Stored data:
######

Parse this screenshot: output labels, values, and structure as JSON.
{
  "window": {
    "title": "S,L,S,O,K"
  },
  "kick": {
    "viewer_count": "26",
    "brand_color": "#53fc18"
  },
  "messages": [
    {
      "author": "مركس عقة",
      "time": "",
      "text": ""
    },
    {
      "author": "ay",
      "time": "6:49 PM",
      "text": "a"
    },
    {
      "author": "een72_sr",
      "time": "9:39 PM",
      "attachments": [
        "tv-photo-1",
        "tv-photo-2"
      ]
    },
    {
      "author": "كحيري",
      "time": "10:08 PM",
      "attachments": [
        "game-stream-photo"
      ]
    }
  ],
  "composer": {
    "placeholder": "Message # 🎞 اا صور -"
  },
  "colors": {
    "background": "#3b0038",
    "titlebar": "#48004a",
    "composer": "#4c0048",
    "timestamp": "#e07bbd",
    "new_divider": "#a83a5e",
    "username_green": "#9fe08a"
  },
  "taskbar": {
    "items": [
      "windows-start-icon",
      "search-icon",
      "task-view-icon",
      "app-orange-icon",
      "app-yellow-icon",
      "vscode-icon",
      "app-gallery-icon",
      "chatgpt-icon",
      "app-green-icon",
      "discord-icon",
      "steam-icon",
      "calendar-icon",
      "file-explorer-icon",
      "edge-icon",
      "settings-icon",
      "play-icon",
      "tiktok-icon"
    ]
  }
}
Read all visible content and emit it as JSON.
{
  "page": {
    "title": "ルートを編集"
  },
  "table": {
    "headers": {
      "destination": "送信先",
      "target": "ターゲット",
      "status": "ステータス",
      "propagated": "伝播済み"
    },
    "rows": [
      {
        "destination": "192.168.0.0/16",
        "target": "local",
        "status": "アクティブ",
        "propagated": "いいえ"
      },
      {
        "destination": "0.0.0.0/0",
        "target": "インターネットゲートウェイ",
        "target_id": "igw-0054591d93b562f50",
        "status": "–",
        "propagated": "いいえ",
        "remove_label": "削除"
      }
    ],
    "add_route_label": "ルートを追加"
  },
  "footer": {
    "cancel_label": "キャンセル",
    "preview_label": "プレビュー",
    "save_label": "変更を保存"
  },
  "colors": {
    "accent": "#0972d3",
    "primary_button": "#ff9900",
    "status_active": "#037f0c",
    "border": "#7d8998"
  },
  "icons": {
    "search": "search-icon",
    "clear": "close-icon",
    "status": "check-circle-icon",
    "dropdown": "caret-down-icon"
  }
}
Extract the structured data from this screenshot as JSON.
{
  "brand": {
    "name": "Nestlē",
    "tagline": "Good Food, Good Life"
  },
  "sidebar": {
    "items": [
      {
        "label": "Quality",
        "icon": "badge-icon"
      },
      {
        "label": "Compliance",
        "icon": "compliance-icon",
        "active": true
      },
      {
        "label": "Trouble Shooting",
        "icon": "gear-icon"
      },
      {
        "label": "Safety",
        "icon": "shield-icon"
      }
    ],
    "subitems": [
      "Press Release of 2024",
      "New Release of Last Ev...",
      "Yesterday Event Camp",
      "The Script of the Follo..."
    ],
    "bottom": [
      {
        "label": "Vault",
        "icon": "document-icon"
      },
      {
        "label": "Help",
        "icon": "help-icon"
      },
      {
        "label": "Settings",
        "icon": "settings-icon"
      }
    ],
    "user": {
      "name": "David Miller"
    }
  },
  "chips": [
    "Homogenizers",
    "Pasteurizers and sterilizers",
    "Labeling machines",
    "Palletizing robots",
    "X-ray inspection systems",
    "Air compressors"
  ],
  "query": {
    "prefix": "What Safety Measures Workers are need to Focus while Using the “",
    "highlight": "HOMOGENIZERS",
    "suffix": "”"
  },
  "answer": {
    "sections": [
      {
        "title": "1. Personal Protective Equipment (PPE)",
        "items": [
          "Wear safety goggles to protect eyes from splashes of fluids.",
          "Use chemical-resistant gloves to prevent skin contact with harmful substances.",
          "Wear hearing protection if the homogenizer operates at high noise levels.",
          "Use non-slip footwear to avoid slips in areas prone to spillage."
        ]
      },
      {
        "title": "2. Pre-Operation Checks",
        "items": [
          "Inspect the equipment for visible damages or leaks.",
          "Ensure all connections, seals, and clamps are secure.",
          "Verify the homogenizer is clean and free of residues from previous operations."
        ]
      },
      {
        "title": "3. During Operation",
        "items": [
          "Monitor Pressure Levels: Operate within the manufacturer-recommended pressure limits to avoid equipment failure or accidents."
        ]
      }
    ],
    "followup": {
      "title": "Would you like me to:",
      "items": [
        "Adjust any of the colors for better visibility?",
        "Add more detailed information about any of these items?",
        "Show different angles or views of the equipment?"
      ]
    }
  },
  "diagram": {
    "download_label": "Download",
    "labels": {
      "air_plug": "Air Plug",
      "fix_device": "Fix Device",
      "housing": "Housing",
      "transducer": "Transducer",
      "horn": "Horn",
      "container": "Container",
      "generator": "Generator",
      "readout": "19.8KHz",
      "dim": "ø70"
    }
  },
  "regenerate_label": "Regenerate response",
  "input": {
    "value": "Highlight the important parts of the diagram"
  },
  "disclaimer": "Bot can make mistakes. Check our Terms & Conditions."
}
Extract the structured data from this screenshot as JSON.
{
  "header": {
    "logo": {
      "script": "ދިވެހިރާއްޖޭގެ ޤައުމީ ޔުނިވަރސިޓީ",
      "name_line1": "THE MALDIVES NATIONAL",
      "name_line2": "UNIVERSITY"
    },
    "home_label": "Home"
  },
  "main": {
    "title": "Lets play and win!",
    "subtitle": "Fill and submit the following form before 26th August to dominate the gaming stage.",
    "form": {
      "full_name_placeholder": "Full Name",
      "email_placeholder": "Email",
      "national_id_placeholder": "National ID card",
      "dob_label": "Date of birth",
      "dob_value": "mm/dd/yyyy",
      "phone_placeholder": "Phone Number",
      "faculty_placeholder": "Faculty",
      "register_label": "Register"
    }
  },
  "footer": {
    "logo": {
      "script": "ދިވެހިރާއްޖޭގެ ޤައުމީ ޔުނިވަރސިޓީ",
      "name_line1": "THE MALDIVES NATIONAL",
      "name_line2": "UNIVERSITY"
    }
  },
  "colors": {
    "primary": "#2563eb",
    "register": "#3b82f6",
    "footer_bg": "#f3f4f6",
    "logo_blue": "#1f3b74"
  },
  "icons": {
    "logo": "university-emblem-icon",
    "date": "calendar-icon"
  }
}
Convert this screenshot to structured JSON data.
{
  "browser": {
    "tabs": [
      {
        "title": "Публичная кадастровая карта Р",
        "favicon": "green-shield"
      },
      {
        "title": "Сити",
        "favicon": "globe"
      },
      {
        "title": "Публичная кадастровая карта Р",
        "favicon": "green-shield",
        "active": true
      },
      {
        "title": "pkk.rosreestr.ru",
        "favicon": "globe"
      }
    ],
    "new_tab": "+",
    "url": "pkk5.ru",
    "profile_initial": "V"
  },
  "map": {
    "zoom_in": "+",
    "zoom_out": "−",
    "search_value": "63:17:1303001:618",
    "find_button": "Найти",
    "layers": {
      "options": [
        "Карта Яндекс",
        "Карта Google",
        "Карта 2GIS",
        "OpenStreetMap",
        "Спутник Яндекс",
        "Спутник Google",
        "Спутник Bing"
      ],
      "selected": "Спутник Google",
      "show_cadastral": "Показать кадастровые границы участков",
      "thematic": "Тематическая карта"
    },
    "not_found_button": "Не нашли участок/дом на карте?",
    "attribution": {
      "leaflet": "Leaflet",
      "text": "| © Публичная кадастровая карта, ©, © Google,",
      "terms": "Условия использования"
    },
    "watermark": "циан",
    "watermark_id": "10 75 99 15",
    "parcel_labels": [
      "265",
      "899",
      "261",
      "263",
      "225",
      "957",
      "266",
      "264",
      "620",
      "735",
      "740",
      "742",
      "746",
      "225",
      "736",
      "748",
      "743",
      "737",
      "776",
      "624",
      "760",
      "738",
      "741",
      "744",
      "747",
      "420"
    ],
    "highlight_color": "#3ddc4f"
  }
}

######

- [Problem requirements]:
From the listing above, report the number of lines containing the string "author", without any accompanying remarks.

- [Final result]:
4